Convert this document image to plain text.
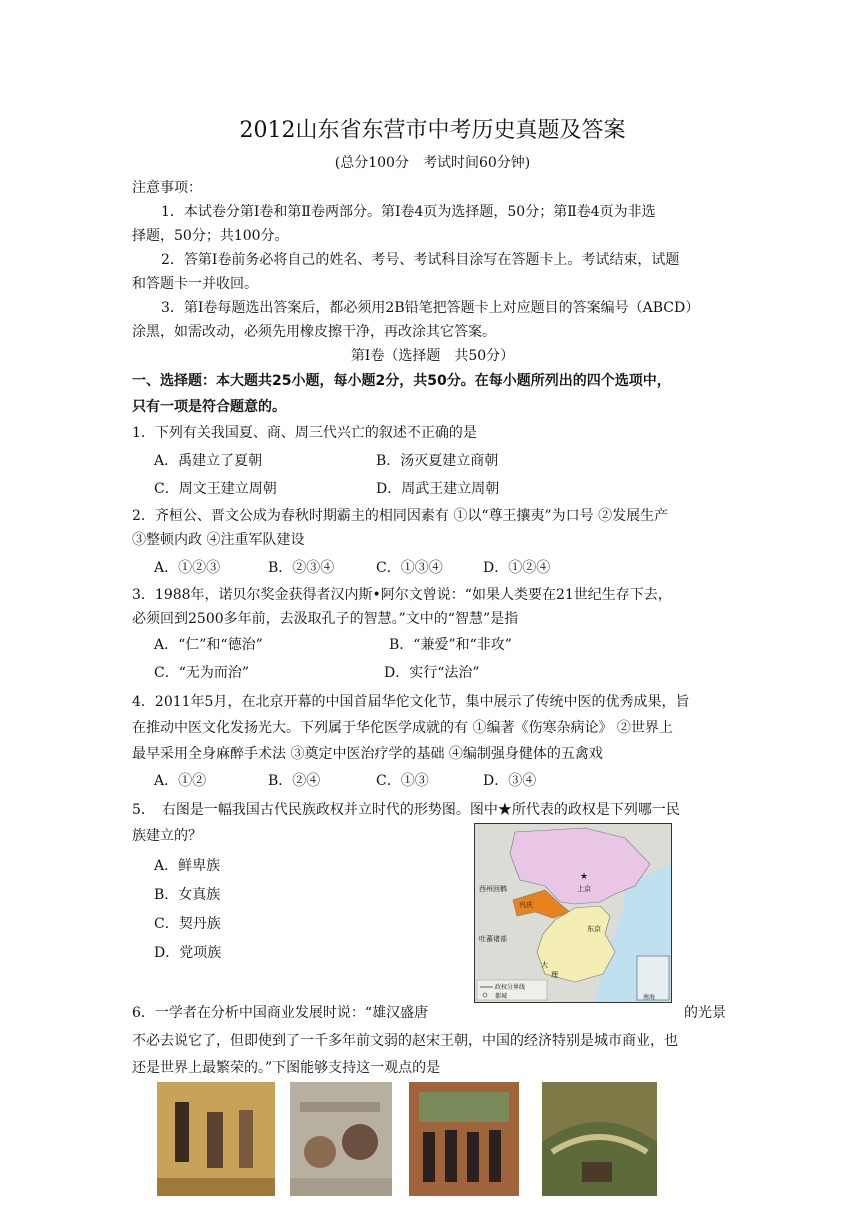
2012山东省东营市中考历史真题及答案
(总分100分　考试时间60分钟)
注意事项：
1．本试卷分第Ⅰ卷和第Ⅱ卷两部分。第Ⅰ卷4页为选择题，50分；第Ⅱ卷4页为非选
择题，50分；共100分。
2．答第Ⅰ卷前务必将自己的姓名、考号、考试科目涂写在答题卡上。考试结束，试题
和答题卡一并收回。
3．第Ⅰ卷每题选出答案后，都必须用2B铅笔把答题卡上对应题目的答案编号（ABCD）
涂黑，如需改动，必须先用橡皮擦干净，再改涂其它答案。
第Ⅰ卷（选择题　共50分）
一、选择题：本大题共25小题，每小题2分，共50分。在每小题所列出的四个选项中，
只有一项是符合题意的。
1．下列有关我国夏、商、周三代兴亡的叙述不正确的是
A．禹建立了夏朝	B．汤灭夏建立商朝
C．周文王建立周朝	D．周武王建立周朝
2．齐桓公、晋文公成为春秋时期霸主的相同因素有 ①以“尊王攘夷”为口号 ②发展生产
③整顿内政 ④注重军队建设
A．①②③	B．②③④	C．①③④	D．①②④
3．1988年，诺贝尔奖金获得者汉内斯•阿尔文曾说：“如果人类要在21世纪生存下去，
必须回到2500多年前，去汲取孔子的智慧。”文中的“智慧”是指
A．“仁”和“德治”	B．“兼爱”和“非攻”
C．“无为而治”	D．实行“法治”
4．2011年5月，在北京开幕的中国首届华佗文化节，集中展示了传统中医的优秀成果，旨
在推动中医文化发扬光大。下列属于华佗医学成就的有 ①编著《伤寒杂病论》 ②世界上
最早采用全身麻醉手术法 ③奠定中医治疗学的基础 ④编制强身健体的五禽戏
A．①②	B．②④	C．①③	D．③④
5．　右图是一幅我国古代民族政权并立时代的形势图。图中★所代表的政权是下列哪一民
族建立的？
A．鲜卑族
B．女真族
C．契丹族
D．党项族
★
上京
兴庆
东京
西州回鹘
吐蕃诸部
大
理
政权分界线
都城	南海
6．一学者在分析中国商业发展时说：“雄汉盛唐	的光景
不必去说它了，但即使到了一千多年前文弱的赵宋王朝，中国的经济特别是城市商业，也
还是世界上最繁荣的。”下图能够支持这一观点的是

#####

Your objective: Every entry must be transcribed exactly. Pictures do not belong in the copy.

Written solution:
Convert this document image to plain text.
2012山东省东营市中考历史真题及答案
(总分100分　考试时间60分钟)
注意事项：
1．本试卷分第Ⅰ卷和第Ⅱ卷两部分。第Ⅰ卷4页为选择题，50分；第Ⅱ卷4页为非选
择题，50分；共100分。
2．答第Ⅰ卷前务必将自己的姓名、考号、考试科目涂写在答题卡上。考试结束，试题
和答题卡一并收回。
3．第Ⅰ卷每题选出答案后，都必须用2B铅笔把答题卡上对应题目的答案编号（ABCD）
涂黑，如需改动，必须先用橡皮擦干净，再改涂其它答案。
第Ⅰ卷（选择题　共50分）
一、选择题：本大题共25小题，每小题2分，共50分。在每小题所列出的四个选项中，
只有一项是符合题意的。
1．下列有关我国夏、商、周三代兴亡的叙述不正确的是
A．禹建立了夏朝	B．汤灭夏建立商朝
C．周文王建立周朝	D．周武王建立周朝
2．齐桓公、晋文公成为春秋时期霸主的相同因素有 ①以“尊王攘夷”为口号 ②发展生产
③整顿内政 ④注重军队建设
A．①②③	B．②③④	C．①③④	D．①②④
3．1988年，诺贝尔奖金获得者汉内斯•阿尔文曾说：“如果人类要在21世纪生存下去，
必须回到2500多年前，去汲取孔子的智慧。”文中的“智慧”是指
A．“仁”和“德治”	B．“兼爱”和“非攻”
C．“无为而治”	D．实行“法治”
4．2011年5月，在北京开幕的中国首届华佗文化节，集中展示了传统中医的优秀成果，旨
在推动中医文化发扬光大。下列属于华佗医学成就的有 ①编著《伤寒杂病论》 ②世界上
最早采用全身麻醉手术法 ③奠定中医治疗学的基础 ④编制强身健体的五禽戏
A．①②	B．②④	C．①③	D．③④
5．　右图是一幅我国古代民族政权并立时代的形势图。图中★所代表的政权是下列哪一民
族建立的？
A．鲜卑族
B．女真族
C．契丹族
D．党项族
★
上京
兴庆
东京
西州回鹘
吐蕃诸部
大
理
政权分界线
都城	南海
6．一学者在分析中国商业发展时说：“雄汉盛唐	的光景
不必去说它了，但即使到了一千多年前文弱的赵宋王朝，中国的经济特别是城市商业，也
还是世界上最繁荣的。”下图能够支持这一观点的是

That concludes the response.